EXERCISE REQUIREMENTS: Lines that include the word "color" are the ones to copy.

MATERIAL TO PROCESS:
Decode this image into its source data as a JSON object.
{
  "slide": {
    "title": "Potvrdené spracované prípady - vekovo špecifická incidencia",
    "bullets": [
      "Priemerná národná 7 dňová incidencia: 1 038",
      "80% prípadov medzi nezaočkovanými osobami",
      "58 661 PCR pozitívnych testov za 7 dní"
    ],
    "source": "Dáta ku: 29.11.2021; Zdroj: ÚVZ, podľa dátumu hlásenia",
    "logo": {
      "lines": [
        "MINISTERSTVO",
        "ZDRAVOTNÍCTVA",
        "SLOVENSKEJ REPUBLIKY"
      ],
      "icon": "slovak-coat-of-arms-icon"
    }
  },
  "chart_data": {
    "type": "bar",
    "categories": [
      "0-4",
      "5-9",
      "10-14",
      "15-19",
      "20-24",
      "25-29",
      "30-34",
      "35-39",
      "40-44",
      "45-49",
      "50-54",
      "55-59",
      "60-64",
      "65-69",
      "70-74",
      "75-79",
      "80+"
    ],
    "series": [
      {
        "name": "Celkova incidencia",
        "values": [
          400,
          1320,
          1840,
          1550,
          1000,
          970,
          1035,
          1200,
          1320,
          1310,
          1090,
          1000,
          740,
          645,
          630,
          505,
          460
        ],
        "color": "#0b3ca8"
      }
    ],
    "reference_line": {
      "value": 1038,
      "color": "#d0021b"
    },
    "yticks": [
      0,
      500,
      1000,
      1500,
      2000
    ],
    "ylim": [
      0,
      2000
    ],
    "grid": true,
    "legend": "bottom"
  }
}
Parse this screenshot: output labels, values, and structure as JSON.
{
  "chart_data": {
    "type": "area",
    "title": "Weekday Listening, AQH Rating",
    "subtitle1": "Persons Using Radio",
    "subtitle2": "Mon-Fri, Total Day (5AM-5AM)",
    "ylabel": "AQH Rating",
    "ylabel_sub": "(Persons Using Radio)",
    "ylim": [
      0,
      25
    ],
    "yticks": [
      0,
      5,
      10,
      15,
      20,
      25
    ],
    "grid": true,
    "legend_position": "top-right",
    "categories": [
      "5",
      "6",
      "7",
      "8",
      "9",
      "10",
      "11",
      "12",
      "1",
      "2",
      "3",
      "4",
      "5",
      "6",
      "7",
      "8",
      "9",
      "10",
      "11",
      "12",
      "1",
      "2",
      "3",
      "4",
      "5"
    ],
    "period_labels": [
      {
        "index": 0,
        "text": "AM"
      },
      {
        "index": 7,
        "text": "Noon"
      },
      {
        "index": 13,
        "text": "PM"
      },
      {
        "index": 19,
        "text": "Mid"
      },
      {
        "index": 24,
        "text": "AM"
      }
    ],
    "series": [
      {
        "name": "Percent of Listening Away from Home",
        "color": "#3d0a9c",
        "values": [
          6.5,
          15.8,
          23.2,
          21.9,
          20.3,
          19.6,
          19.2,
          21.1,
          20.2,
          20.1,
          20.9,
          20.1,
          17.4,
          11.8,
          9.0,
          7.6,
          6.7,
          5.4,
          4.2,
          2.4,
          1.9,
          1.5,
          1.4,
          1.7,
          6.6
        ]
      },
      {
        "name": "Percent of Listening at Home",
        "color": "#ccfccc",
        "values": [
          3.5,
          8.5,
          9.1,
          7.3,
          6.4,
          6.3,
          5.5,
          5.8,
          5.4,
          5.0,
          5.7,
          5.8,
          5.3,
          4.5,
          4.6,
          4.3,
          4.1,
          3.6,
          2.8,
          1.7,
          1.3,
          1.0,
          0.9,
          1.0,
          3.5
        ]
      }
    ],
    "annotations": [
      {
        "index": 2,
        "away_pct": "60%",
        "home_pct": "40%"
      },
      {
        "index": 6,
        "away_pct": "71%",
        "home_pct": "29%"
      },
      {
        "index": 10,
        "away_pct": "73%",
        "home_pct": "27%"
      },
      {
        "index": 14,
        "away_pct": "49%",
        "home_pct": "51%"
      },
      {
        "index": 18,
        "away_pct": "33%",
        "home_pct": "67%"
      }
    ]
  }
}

ANSWER FOR THIS EXERCISE:
        "color": "#0b3ca8"
      "color": "#d0021b"
        "color": "#3d0a9c",
        "color": "#ccfccc",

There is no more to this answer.